What you should do: Set down every entry word for word. Omit the pictures.

═══ Entries shown ═══

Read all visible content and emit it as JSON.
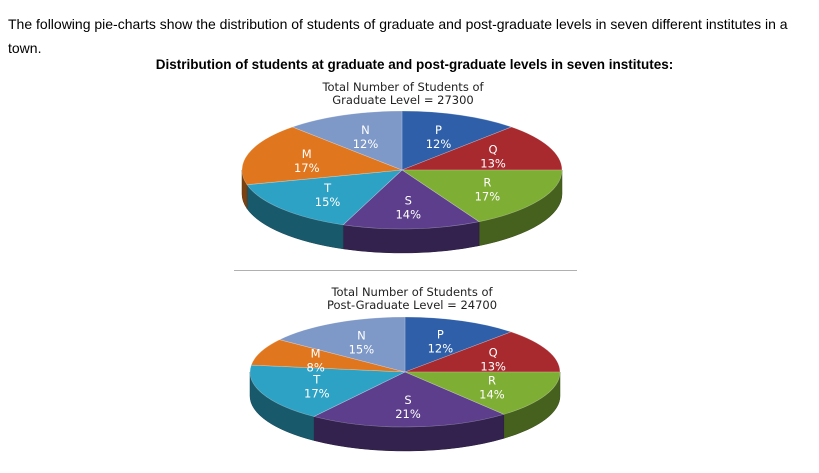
{
  "intro": "The following pie-charts show the distribution of students of graduate and post-graduate levels in seven different institutes in a town.",
  "heading": "Distribution of students at graduate and post-graduate levels in seven institutes:",
  "chart_data": [
    {
      "type": "pie",
      "title_line1": "Total Number of Students of",
      "title_line2": "Graduate Level = 27300",
      "categories": [
        "P",
        "Q",
        "R",
        "S",
        "T",
        "M",
        "N"
      ],
      "values": [
        12,
        13,
        17,
        14,
        15,
        17,
        12
      ],
      "value_labels": [
        "12%",
        "13%",
        "17%",
        "14%",
        "15%",
        "17%",
        "12%"
      ],
      "total": 27300
    },
    {
      "type": "pie",
      "title_line1": "Total Number of Students of",
      "title_line2": "Post-Graduate Level = 24700",
      "categories": [
        "P",
        "Q",
        "R",
        "S",
        "T",
        "M",
        "N"
      ],
      "values": [
        12,
        13,
        14,
        21,
        17,
        8,
        15
      ],
      "value_labels": [
        "12%",
        "13%",
        "14%",
        "21%",
        "17%",
        "8%",
        "15%"
      ],
      "total": 24700
    }
  ],
  "colors": {
    "P": "#2E5FA8",
    "Q": "#A92A2E",
    "R": "#7FAE34",
    "S": "#5C3E8C",
    "T": "#2EA2C4",
    "M": "#E0771E",
    "N": "#7E98C8"
  }
}
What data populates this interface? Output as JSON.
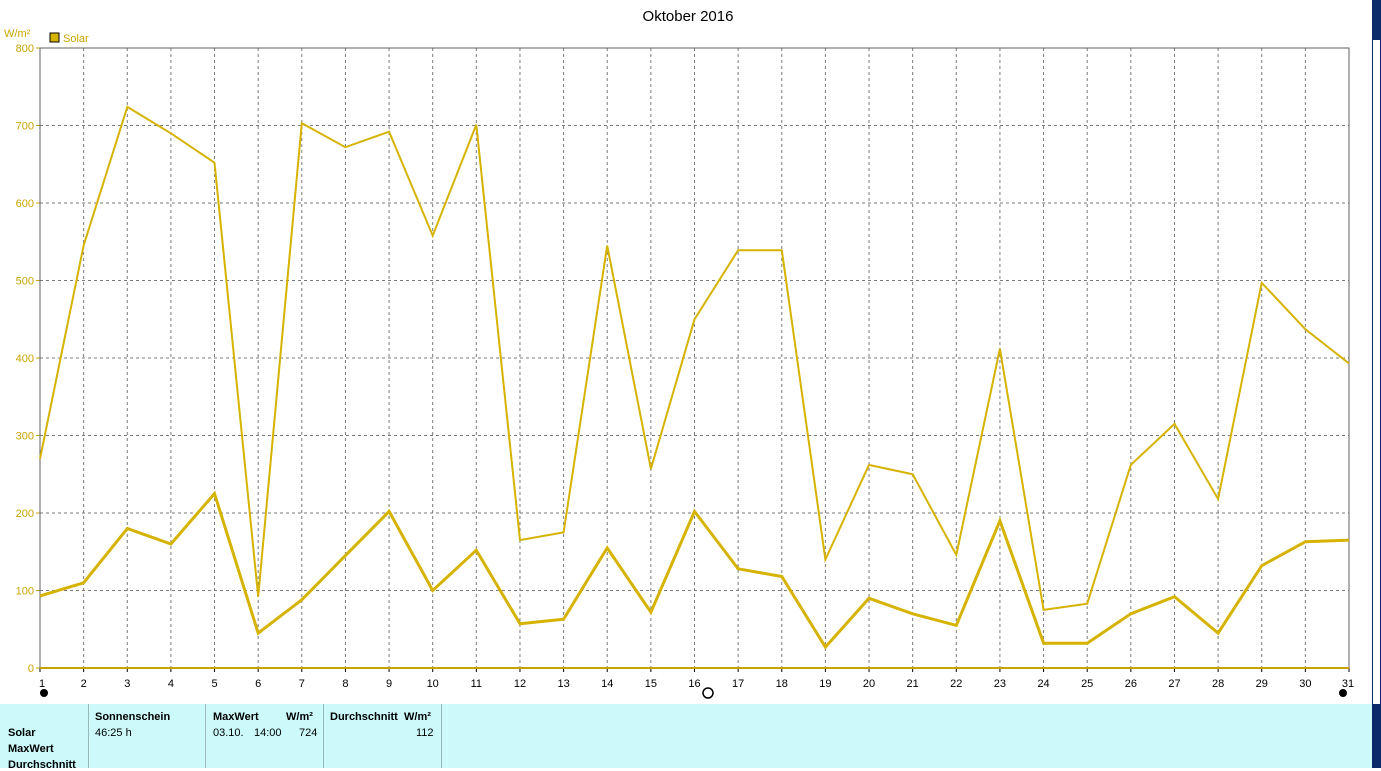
{
  "chart_data": {
    "type": "line",
    "title": "Oktober 2016",
    "ylabel": "W/m²",
    "xlabel": "",
    "ylim": [
      0,
      800
    ],
    "yticks": [
      0,
      100,
      200,
      300,
      400,
      500,
      600,
      700,
      800
    ],
    "x": [
      1,
      2,
      3,
      4,
      5,
      6,
      7,
      8,
      9,
      10,
      11,
      12,
      13,
      14,
      15,
      16,
      17,
      18,
      19,
      20,
      21,
      22,
      23,
      24,
      25,
      26,
      27,
      28,
      29,
      30,
      31
    ],
    "legend": {
      "label": "Solar",
      "position": "top-left",
      "color": "#d6b300"
    },
    "grid": true,
    "series": [
      {
        "name": "Solar",
        "role": "max",
        "values": [
          270,
          545,
          724,
          690,
          652,
          92,
          703,
          672,
          692,
          558,
          701,
          165,
          175,
          545,
          257,
          450,
          539,
          539,
          140,
          262,
          250,
          146,
          412,
          75,
          83,
          262,
          315,
          218,
          497,
          437,
          393
        ]
      },
      {
        "name": "Solar",
        "role": "average",
        "values": [
          93,
          110,
          180,
          160,
          225,
          45,
          88,
          145,
          202,
          100,
          152,
          57,
          63,
          155,
          72,
          202,
          128,
          118,
          27,
          90,
          70,
          55,
          190,
          32,
          32,
          70,
          92,
          45,
          132,
          163,
          165
        ]
      }
    ],
    "color": "#d6b300"
  },
  "info_table": {
    "row_labels": [
      "Solar",
      "MaxWert",
      "Durchschnitt"
    ],
    "sonnenschein": {
      "header": "Sonnenschein",
      "value": "46:25 h"
    },
    "maxwert": {
      "header": "MaxWert",
      "unit": "W/m²",
      "date": "03.10.",
      "time": "14:00",
      "value": "724"
    },
    "durchschnitt": {
      "header": "Durchschnitt",
      "unit": "W/m²",
      "value": "112"
    }
  }
}
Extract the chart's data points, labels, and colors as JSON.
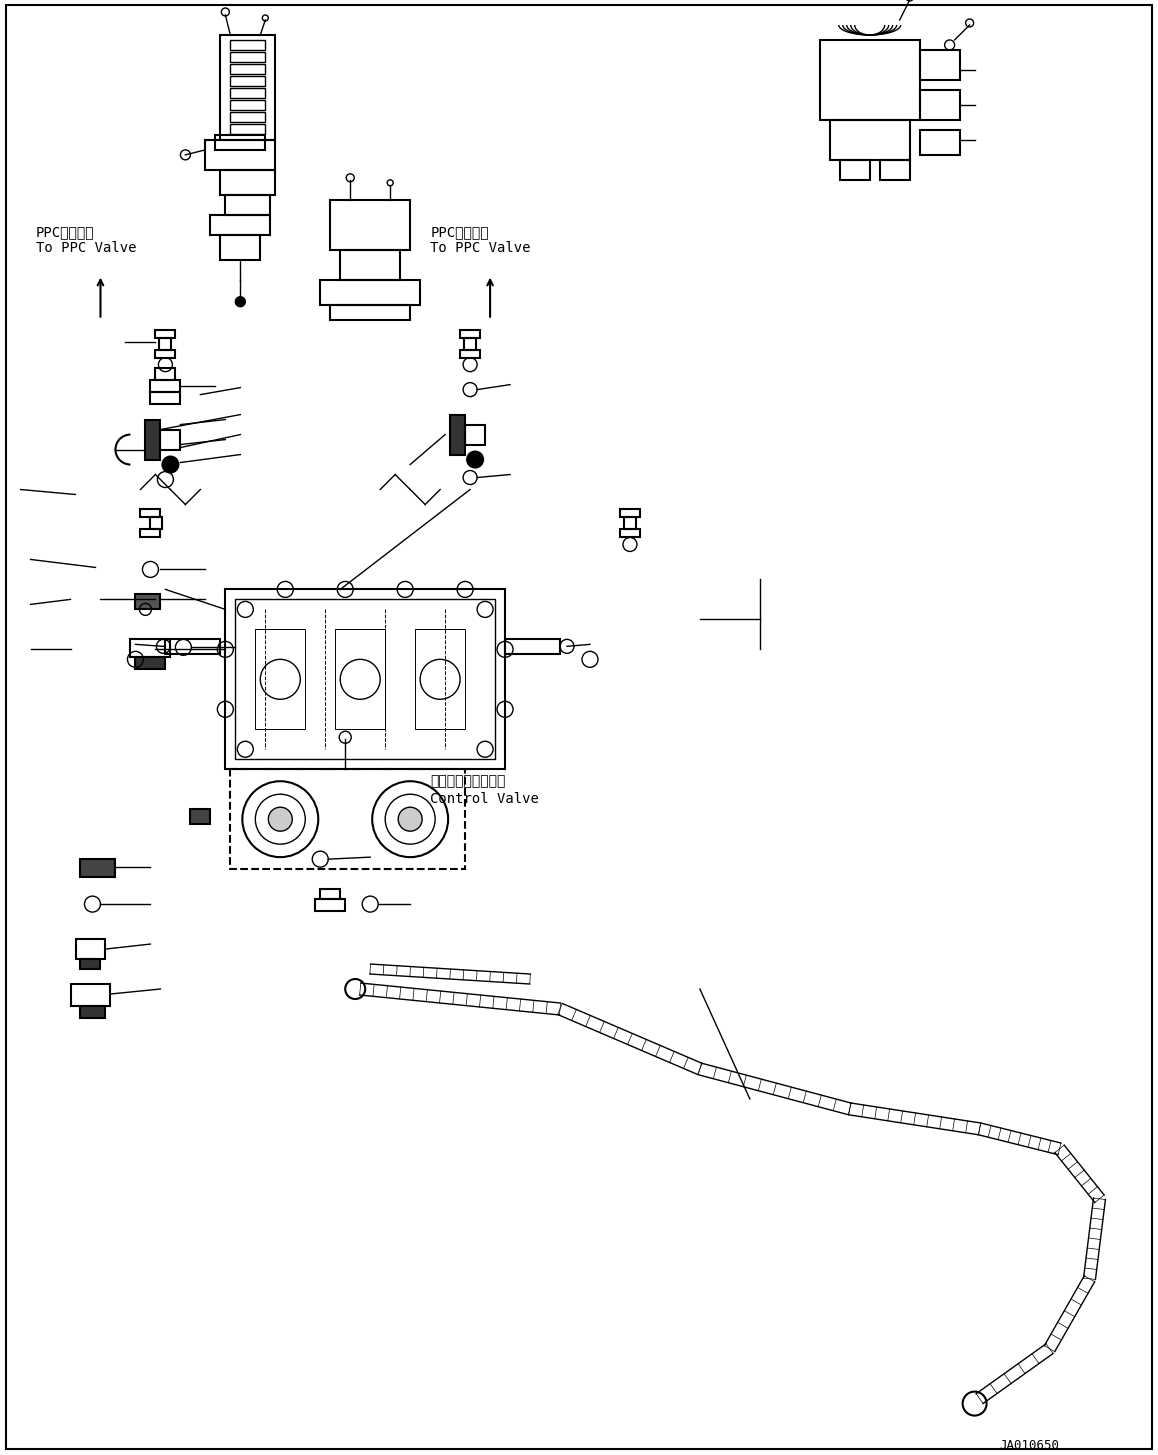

═══

The result:
Read all visible content and emit it as JSON.
{
  "intro": "The following pie-charts show the distribution of students of graduate and post-graduate levels in seven different institutes in a town.",
  "heading": "Distribution of students at graduate and post-graduate levels in seven institutes:",
  "chart_data": [
    {
      "type": "pie",
      "title_line1": "Total Number of Students of",
      "title_line2": "Graduate Level = 27300",
      "categories": [
        "P",
        "Q",
        "R",
        "S",
        "T",
        "M",
        "N"
      ],
      "values": [
        12,
        13,
        17,
        14,
        15,
        17,
        12
      ],
      "value_labels": [
        "12%",
        "13%",
        "17%",
        "14%",
        "15%",
        "17%",
        "12%"
      ],
      "total": 27300
    },
    {
      "type": "pie",
      "title_line1": "Total Number of Students of",
      "title_line2": "Post-Graduate Level = 24700",
      "categories": [
        "P",
        "Q",
        "R",
        "S",
        "T",
        "M",
        "N"
      ],
      "values": [
        12,
        13,
        14,
        21,
        17,
        8,
        15
      ],
      "value_labels": [
        "12%",
        "13%",
        "14%",
        "21%",
        "17%",
        "8%",
        "15%"
      ],
      "total": 24700
    }
  ],
  "colors": {
    "P": "#2E5FA8",
    "Q": "#A92A2E",
    "R": "#7FAE34",
    "S": "#5C3E8C",
    "T": "#2EA2C4",
    "M": "#E0771E",
    "N": "#7E98C8"
  }
}
What data populates this interface? Output as JSON.
{
  "chart_data": {
    "type": "line",
    "title": "Oktober 2016",
    "ylabel": "W/m²",
    "xlabel": "",
    "ylim": [
      0,
      800
    ],
    "yticks": [
      0,
      100,
      200,
      300,
      400,
      500,
      600,
      700,
      800
    ],
    "x": [
      1,
      2,
      3,
      4,
      5,
      6,
      7,
      8,
      9,
      10,
      11,
      12,
      13,
      14,
      15,
      16,
      17,
      18,
      19,
      20,
      21,
      22,
      23,
      24,
      25,
      26,
      27,
      28,
      29,
      30,
      31
    ],
    "legend": {
      "label": "Solar",
      "position": "top-left",
      "color": "#d6b300"
    },
    "grid": true,
    "series": [
      {
        "name": "Solar",
        "role": "max",
        "values": [
          270,
          545,
          724,
          690,
          652,
          92,
          703,
          672,
          692,
          558,
          701,
          165,
          175,
          545,
          257,
          450,
          539,
          539,
          140,
          262,
          250,
          146,
          412,
          75,
          83,
          262,
          315,
          218,
          497,
          437,
          393
        ]
      },
      {
        "name": "Solar",
        "role": "average",
        "values": [
          93,
          110,
          180,
          160,
          225,
          45,
          88,
          145,
          202,
          100,
          152,
          57,
          63,
          155,
          72,
          202,
          128,
          118,
          27,
          90,
          70,
          55,
          190,
          32,
          32,
          70,
          92,
          45,
          132,
          163,
          165
        ]
      }
    ],
    "color": "#d6b300"
  },
  "info_table": {
    "row_labels": [
      "Solar",
      "MaxWert",
      "Durchschnitt"
    ],
    "sonnenschein": {
      "header": "Sonnenschein",
      "value": "46:25 h"
    },
    "maxwert": {
      "header": "MaxWert",
      "unit": "W/m²",
      "date": "03.10.",
      "time": "14:00",
      "value": "724"
    },
    "durchschnitt": {
      "header": "Durchschnitt",
      "unit": "W/m²",
      "value": "112"
    }
  }
}
Extract the chart's data points, labels, and colors as JSON.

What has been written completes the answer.